> WHAT TO DO
(1) Reproduce the BrainAGE study summary word for word, from "Purpose of the" up to and including "specific brain lobes.".
(2) Answer these questions from the BrainAGE study summary:
(a) What method replaced relevance vector regression in the BrainAGE approach?
(b) What mean absolute error did the reframed global model reach on the UKB sample?
(c) For what does the regional BrainAGE model provide brain age scores?

Purpose of the Study:

  • To revise and improve the BrainAGE method for more stable and accurate brain age prediction.
  • To extend the global approach to a regional brain age estimation for spatially specific insights.
  • To validate the performance of the new algorithms on diverse datasets, including clinical samples.

Main Methods:

  • Replaced relevance vector regression (RVR) with Gaussian process regression (GPR) in the BrainAGE approach.
  • Developed a regional BrainAGE model to provide brain age scores for specific brain lobes.
  • Validated the models on the UK Biobank (UKB), ADNI, and schizophrenia datasets, as well as synthetic data.

Main Results:

  • The reframed global BrainAGE model achieved a mean absolute error (MAE) below 2 years on the UKB sample.
  • Significant differences in brain age were observed between healthy individuals and patients with Alzheimer's disease and schizophrenia.
  • The regional BrainAGE model demonstrated disease-specific patterns in clinical samples, indicating its potential for diagnostic applications.

Conclusions:

  • The improved BrainAGE algorithms, utilizing GPR, offer reliable and valid brain age estimations.
  • Regional brain age analysis provides valuable, spatially specific information for understanding brain health and disease.
  • These advancements hold promise for the use of brain age as a biomarker in clinical neuroscience.

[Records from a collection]
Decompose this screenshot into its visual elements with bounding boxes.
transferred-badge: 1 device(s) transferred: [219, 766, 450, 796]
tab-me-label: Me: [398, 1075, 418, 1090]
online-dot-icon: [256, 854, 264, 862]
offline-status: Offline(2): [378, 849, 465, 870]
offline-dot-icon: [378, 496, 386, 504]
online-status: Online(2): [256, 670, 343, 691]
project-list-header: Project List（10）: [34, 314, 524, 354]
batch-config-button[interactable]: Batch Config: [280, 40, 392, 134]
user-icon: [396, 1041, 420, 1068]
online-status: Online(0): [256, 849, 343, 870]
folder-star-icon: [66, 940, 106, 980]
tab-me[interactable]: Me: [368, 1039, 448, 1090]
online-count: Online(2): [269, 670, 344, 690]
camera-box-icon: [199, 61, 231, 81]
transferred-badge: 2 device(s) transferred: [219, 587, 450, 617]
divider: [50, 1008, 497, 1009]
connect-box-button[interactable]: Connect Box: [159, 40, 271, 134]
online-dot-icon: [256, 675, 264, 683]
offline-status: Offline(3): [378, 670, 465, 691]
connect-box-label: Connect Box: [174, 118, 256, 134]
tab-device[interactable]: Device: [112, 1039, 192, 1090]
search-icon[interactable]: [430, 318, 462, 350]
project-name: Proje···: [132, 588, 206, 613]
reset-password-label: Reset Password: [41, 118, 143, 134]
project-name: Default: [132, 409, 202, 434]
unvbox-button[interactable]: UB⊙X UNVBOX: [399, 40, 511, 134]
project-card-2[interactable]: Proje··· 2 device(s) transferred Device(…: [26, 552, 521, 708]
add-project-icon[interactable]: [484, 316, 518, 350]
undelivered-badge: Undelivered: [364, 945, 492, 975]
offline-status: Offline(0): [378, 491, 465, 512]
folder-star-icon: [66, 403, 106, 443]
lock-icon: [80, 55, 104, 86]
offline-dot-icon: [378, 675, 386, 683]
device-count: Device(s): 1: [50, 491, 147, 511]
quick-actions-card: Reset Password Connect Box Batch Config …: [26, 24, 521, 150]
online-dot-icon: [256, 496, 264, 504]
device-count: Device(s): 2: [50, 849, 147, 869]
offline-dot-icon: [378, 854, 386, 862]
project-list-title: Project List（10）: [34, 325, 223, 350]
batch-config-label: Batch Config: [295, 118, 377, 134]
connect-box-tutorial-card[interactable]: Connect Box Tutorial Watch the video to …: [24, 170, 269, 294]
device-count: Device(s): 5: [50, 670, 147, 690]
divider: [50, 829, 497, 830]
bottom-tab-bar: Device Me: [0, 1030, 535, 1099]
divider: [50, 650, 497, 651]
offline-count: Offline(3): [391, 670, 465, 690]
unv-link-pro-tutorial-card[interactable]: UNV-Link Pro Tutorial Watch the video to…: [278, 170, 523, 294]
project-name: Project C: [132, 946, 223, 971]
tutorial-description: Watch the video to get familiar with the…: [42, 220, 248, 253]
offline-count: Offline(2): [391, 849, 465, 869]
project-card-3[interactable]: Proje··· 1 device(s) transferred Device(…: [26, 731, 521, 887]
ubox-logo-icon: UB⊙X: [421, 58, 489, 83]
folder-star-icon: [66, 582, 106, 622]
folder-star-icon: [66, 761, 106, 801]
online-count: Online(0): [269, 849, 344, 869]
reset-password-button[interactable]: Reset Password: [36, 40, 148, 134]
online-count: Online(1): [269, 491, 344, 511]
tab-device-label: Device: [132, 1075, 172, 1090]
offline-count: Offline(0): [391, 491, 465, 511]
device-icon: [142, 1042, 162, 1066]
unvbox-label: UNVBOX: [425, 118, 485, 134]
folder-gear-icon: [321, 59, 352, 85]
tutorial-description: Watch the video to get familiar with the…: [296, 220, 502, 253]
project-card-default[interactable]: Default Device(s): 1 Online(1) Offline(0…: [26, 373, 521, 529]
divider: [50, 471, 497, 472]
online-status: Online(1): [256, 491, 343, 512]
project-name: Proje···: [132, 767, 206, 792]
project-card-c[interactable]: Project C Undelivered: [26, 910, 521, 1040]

> RESPONSES IN ORDER
(1)
Purpose of the Study:

  • To revise and improve the BrainAGE method for more stable and accurate brain age prediction.
  • To extend the global approach to a regional brain age estimation for spatially specific insights.
  • To validate the performance of the new algorithms on diverse datasets, including clinical samples.

Main Methods:

  • Replaced relevance vector regression (RVR) with Gaussian process regression (GPR) in the BrainAGE approach.
  • Developed a regional BrainAGE model to provide brain age scores for specific brain lobes.

(2)
(a) Gaussian process regression (GPR)
(b) Below 2 years
(c) Specific brain lobes